start Information shown
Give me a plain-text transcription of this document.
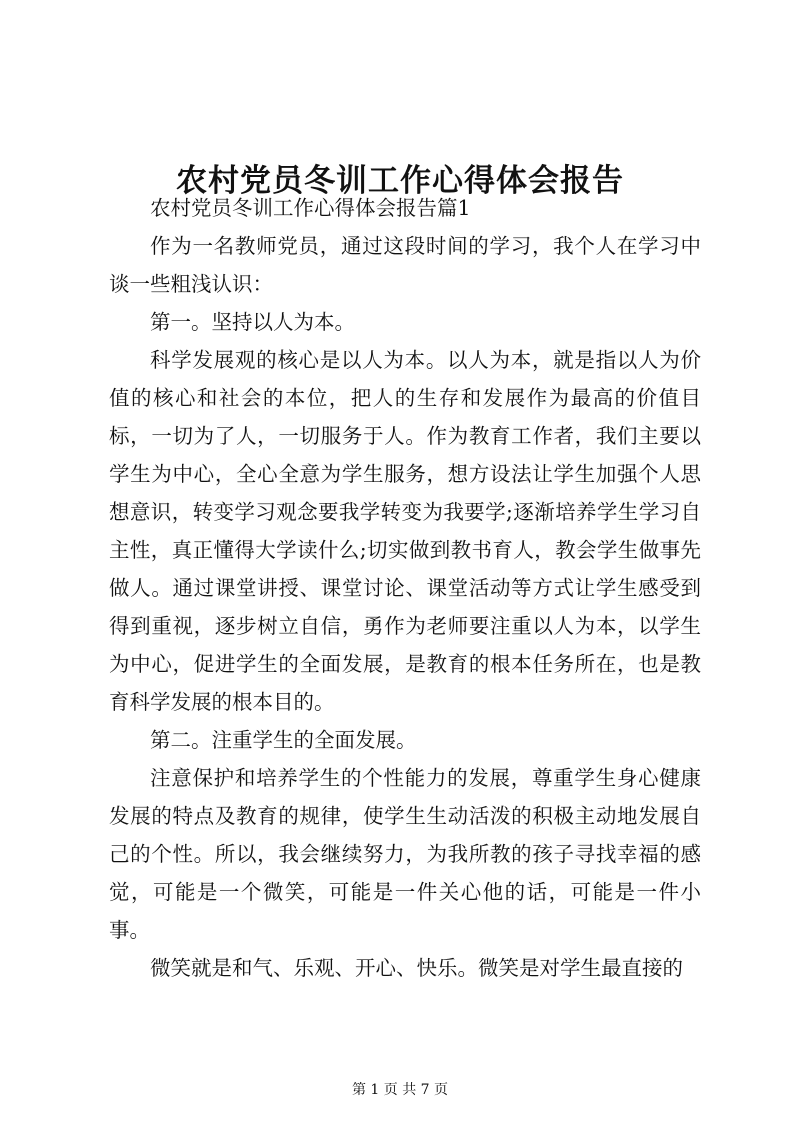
农村党员冬训工作心得体会报告

农村党员冬训工作心得体会报告篇1

作为一名教师党员，通过这段时间的学习，我个人在学习中谈一些粗浅认识：

第一。坚持以人为本。

科学发展观的核心是以人为本。以人为本，就是指以人为价值的核心和社会的本位，把人的生存和发展作为最高的价值目标，一切为了人，一切服务于人。作为教育工作者，我们主要以学生为中心，全心全意为学生服务，想方设法让学生加强个人思想意识，转变学习观念要我学转变为我要学;逐渐培养学生学习自主性，真正懂得大学读什么;切实做到教书育人，教会学生做事先做人。通过课堂讲授、课堂讨论、课堂活动等方式让学生感受到得到重视，逐步树立自信，勇作为老师要注重以人为本，以学生为中心，促进学生的全面发展，是教育的根本任务所在，也是教育科学发展的根本目的。

第二。注重学生的全面发展。

注意保护和培养学生的个性能力的发展，尊重学生身心健康发展的特点及教育的规律，使学生生动活泼的积极主动地发展自己的个性。所以，我会继续努力，为我所教的孩子寻找幸福的感觉，可能是一个微笑，可能是一件关心他的话，可能是一件小事。

微笑就是和气、乐观、开心、快乐。微笑是对学生最直接的

第 1 页 共 7 页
end Information shown
* _Task to complete_:
Reproduce the material in its entirety and word for word, without the pictures.

* _The completed task_:
Give me a plain-text transcription of this document.
农村党员冬训工作心得体会报告

农村党员冬训工作心得体会报告篇1

作为一名教师党员，通过这段时间的学习，我个人在学习中谈一些粗浅认识：

第一。坚持以人为本。

科学发展观的核心是以人为本。以人为本，就是指以人为价值的核心和社会的本位，把人的生存和发展作为最高的价值目标，一切为了人，一切服务于人。作为教育工作者，我们主要以学生为中心，全心全意为学生服务，想方设法让学生加强个人思想意识，转变学习观念要我学转变为我要学;逐渐培养学生学习自主性，真正懂得大学读什么;切实做到教书育人，教会学生做事先做人。通过课堂讲授、课堂讨论、课堂活动等方式让学生感受到得到重视，逐步树立自信，勇作为老师要注重以人为本，以学生为中心，促进学生的全面发展，是教育的根本任务所在，也是教育科学发展的根本目的。

第二。注重学生的全面发展。

注意保护和培养学生的个性能力的发展，尊重学生身心健康发展的特点及教育的规律，使学生生动活泼的积极主动地发展自己的个性。所以，我会继续努力，为我所教的孩子寻找幸福的感觉，可能是一个微笑，可能是一件关心他的话，可能是一件小事。

微笑就是和气、乐观、开心、快乐。微笑是对学生最直接的

第 1 页 共 7 页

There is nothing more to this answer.